___ DATASET EXCERPTS ___
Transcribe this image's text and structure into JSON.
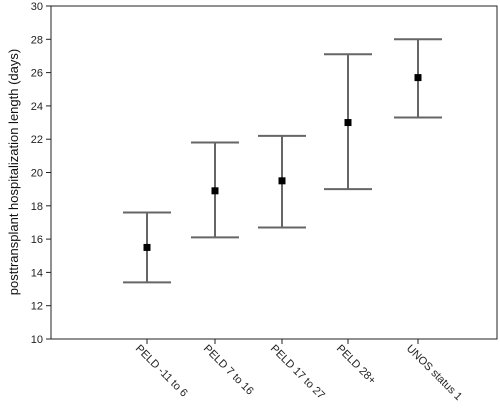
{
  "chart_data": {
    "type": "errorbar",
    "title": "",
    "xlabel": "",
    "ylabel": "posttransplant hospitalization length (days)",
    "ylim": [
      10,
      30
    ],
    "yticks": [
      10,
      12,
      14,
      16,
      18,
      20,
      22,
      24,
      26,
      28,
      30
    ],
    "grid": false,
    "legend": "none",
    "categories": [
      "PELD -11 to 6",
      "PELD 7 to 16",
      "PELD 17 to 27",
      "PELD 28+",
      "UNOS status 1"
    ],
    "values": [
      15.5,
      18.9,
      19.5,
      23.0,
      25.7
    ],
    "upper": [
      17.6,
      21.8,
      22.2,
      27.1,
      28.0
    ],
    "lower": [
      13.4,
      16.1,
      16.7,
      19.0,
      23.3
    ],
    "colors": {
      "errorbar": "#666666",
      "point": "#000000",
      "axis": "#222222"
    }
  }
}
___
___ DATASET EXCERPTS ___
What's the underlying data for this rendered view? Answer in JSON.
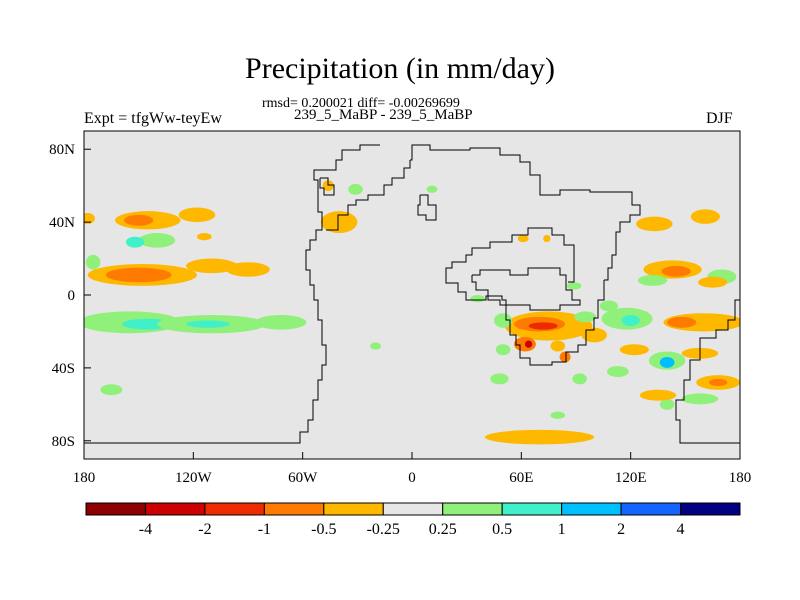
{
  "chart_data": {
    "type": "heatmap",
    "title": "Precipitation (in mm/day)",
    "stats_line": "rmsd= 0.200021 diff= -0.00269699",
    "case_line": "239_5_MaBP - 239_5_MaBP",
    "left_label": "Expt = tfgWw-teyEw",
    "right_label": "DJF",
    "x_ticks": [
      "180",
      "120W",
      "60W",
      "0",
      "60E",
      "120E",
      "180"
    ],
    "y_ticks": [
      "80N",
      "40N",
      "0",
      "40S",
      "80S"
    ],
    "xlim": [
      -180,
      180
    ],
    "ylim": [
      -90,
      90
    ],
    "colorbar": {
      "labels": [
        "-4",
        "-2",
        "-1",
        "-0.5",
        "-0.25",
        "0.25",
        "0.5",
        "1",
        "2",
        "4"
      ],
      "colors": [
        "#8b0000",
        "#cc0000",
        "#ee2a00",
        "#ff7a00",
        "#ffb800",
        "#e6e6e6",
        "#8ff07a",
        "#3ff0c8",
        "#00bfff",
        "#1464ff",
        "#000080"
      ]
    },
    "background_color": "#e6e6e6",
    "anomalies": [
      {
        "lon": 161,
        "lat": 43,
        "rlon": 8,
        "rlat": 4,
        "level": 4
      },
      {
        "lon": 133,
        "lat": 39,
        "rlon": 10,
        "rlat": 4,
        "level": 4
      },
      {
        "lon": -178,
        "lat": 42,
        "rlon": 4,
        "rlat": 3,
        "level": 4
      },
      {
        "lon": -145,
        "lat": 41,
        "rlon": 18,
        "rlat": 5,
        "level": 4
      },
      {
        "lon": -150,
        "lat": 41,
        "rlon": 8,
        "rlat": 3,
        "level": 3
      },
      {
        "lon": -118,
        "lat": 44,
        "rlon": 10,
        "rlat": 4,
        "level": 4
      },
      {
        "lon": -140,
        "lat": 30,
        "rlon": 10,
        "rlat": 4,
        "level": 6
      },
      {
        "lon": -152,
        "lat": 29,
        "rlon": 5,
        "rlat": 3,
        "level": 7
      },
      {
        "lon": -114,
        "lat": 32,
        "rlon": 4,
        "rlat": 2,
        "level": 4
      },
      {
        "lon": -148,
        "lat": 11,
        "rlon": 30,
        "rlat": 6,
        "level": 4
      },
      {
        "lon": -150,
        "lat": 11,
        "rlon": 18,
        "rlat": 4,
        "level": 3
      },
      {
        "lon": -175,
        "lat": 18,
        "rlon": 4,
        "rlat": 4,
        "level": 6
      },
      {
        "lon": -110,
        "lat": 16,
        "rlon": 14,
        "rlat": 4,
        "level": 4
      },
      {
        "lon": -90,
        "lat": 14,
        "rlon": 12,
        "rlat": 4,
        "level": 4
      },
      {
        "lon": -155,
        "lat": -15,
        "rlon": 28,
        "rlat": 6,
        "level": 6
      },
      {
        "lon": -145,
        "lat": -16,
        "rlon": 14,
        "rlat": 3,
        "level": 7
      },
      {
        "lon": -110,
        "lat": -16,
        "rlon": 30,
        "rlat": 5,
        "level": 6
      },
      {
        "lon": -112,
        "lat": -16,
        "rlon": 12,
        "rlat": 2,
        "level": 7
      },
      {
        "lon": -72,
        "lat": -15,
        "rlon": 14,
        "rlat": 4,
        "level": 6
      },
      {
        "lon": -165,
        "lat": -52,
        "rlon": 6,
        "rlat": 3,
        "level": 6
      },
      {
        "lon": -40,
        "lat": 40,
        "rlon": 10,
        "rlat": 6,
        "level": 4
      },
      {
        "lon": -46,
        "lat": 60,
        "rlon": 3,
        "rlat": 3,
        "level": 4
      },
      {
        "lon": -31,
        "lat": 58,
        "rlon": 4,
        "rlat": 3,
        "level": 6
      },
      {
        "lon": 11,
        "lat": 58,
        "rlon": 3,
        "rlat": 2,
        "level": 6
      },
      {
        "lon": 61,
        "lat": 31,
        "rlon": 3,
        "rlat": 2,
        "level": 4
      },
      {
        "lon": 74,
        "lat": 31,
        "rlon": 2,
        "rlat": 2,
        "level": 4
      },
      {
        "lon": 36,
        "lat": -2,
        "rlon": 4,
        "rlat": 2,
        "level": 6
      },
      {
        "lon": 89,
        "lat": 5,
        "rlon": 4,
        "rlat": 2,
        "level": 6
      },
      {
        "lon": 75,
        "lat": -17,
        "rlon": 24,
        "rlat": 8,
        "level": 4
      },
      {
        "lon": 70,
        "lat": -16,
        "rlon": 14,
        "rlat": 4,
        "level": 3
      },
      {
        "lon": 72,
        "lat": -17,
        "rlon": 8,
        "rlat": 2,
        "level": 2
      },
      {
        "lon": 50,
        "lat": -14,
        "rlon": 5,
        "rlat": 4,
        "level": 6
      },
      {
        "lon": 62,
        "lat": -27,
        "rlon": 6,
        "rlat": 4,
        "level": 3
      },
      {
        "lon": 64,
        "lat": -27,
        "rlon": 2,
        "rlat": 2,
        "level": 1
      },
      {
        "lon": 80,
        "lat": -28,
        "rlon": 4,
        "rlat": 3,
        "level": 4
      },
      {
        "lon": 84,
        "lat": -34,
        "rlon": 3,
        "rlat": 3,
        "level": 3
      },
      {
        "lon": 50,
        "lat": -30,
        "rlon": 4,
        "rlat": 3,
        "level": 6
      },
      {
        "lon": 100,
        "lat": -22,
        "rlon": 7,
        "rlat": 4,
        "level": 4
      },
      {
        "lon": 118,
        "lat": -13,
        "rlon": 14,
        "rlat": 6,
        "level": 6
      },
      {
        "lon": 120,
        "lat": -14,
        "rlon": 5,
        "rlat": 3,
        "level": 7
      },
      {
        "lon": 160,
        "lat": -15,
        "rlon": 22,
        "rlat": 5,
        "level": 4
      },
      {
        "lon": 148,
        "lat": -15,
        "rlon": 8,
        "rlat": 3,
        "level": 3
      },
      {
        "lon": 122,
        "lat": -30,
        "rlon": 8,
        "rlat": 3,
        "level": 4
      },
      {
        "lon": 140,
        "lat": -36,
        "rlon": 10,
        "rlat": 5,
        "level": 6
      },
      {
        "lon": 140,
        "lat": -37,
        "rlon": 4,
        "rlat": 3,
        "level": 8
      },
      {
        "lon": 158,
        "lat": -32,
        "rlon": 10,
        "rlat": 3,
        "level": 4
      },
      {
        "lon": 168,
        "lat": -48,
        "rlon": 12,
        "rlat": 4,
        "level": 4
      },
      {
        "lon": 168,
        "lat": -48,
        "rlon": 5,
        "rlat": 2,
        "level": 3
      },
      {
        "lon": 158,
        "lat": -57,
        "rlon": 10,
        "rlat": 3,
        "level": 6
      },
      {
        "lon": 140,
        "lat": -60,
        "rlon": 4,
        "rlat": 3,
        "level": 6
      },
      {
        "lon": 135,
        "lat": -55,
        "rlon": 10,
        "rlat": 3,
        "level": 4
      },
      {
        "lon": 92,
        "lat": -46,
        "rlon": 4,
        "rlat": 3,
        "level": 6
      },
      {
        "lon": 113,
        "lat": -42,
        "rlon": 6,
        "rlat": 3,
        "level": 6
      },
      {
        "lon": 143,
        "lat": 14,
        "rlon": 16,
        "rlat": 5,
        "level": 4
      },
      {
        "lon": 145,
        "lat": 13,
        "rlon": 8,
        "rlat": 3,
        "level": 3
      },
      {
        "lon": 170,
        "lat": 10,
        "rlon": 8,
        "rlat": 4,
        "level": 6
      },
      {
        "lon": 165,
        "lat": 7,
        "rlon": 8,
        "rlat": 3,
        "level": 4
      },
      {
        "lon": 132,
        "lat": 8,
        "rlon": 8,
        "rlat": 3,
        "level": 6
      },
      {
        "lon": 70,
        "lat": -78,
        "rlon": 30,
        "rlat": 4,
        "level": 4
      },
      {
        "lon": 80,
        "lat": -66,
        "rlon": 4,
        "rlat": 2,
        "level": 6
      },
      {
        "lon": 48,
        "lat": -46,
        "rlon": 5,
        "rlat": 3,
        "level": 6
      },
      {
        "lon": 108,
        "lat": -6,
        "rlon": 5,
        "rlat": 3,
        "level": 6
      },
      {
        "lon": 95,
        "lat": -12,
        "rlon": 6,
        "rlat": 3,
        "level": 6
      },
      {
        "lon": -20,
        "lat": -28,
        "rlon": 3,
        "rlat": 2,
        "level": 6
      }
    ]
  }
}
___
___ DATASET EXCERPTS ___
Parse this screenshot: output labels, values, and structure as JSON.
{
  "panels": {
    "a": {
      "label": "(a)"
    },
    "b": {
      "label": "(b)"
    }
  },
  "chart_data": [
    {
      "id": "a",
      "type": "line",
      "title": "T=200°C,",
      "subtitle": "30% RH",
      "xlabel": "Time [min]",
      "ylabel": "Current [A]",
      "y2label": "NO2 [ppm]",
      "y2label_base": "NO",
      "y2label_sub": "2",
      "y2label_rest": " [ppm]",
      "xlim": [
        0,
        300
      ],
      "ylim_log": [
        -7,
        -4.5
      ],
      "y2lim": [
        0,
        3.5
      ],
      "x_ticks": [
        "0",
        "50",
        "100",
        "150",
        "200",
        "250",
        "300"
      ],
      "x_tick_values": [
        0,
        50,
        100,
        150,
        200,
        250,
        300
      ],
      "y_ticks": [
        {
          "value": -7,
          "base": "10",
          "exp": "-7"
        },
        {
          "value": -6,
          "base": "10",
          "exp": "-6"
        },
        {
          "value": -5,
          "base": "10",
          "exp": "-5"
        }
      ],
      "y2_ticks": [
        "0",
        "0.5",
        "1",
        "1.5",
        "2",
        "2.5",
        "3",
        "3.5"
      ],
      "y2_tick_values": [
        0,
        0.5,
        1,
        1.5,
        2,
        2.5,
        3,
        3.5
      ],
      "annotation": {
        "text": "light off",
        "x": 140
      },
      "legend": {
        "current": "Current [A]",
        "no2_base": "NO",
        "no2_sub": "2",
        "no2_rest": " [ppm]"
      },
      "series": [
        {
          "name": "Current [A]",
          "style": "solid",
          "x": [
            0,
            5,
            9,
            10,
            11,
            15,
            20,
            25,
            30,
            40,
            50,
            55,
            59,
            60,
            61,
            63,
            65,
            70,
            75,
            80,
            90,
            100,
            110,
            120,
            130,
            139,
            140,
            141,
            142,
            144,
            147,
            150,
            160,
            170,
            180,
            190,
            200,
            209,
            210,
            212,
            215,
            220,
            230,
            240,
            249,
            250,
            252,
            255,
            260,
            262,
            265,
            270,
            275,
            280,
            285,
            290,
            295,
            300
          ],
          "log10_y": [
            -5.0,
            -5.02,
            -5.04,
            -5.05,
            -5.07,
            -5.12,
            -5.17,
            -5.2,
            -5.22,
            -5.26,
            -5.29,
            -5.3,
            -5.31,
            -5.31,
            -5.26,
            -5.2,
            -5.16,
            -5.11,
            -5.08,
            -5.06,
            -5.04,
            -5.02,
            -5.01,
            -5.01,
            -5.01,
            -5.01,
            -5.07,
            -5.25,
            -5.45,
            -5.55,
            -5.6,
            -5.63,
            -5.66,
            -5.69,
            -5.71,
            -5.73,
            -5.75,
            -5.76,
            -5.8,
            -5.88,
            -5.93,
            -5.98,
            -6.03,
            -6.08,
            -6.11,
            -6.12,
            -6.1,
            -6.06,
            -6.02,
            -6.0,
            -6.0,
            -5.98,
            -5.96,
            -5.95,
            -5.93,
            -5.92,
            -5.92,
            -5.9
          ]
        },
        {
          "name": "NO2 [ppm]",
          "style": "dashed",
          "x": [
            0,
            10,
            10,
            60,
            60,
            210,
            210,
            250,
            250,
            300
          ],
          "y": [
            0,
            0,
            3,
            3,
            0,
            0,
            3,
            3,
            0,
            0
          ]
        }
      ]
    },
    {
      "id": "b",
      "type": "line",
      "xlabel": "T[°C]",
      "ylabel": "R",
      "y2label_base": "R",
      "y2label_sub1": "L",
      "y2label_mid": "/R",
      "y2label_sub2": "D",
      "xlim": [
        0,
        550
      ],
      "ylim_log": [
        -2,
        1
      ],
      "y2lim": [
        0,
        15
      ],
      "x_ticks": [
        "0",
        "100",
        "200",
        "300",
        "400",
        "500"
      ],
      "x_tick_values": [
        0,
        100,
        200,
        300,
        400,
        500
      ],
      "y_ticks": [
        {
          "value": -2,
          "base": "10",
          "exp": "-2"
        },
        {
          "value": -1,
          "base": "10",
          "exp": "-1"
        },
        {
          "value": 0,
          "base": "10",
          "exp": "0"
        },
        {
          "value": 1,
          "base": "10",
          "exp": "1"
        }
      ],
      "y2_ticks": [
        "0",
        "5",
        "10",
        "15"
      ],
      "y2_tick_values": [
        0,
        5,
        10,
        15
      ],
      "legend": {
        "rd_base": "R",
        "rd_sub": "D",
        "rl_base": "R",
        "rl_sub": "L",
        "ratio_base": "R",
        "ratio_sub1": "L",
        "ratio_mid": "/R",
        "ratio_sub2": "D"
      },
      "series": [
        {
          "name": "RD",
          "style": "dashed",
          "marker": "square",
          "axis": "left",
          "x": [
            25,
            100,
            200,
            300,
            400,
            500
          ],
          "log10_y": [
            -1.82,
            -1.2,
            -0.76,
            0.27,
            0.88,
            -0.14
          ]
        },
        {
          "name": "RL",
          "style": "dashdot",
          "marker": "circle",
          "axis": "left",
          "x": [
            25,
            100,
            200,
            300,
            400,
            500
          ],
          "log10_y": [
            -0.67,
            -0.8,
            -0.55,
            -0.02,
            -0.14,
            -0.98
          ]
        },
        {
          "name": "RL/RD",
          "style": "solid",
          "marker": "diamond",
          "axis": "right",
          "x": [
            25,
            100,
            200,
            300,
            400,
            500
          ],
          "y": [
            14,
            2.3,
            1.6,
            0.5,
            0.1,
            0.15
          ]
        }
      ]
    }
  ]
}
___
▶ **WRITTEN REQUEST**: Copy out every line in the listing where the word "text" appears.

▶ **THE REPLY**:
Transcribe this image's text and structure into JSON.
        "text": "light off",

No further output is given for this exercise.